▸ Problem statement
Determine how many lines carry the word "gave". Output that number only.

▸ Information given
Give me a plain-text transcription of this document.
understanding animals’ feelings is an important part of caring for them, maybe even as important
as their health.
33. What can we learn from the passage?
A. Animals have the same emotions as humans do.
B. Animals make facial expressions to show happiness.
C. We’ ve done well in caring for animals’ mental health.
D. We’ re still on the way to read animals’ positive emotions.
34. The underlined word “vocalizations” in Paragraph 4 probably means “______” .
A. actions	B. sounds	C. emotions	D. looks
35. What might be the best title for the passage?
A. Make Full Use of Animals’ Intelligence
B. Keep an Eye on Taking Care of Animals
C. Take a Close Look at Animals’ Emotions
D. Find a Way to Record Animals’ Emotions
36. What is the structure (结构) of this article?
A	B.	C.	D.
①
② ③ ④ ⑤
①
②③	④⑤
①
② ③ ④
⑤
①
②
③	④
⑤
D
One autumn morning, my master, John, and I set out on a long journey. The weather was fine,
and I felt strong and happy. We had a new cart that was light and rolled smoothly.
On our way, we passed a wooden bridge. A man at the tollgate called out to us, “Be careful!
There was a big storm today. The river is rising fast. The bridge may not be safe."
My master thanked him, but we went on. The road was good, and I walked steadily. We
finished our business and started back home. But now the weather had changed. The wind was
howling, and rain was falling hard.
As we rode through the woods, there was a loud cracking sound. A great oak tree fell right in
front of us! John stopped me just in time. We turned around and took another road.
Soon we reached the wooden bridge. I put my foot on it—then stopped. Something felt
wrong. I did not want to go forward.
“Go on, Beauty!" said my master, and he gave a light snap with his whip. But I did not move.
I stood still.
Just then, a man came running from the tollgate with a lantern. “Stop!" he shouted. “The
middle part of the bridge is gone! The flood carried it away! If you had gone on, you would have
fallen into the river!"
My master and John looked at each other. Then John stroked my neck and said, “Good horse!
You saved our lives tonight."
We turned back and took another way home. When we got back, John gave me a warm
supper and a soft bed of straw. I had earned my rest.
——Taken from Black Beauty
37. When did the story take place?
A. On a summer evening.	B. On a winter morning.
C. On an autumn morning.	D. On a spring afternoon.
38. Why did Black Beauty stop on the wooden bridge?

▸ Worked solution
2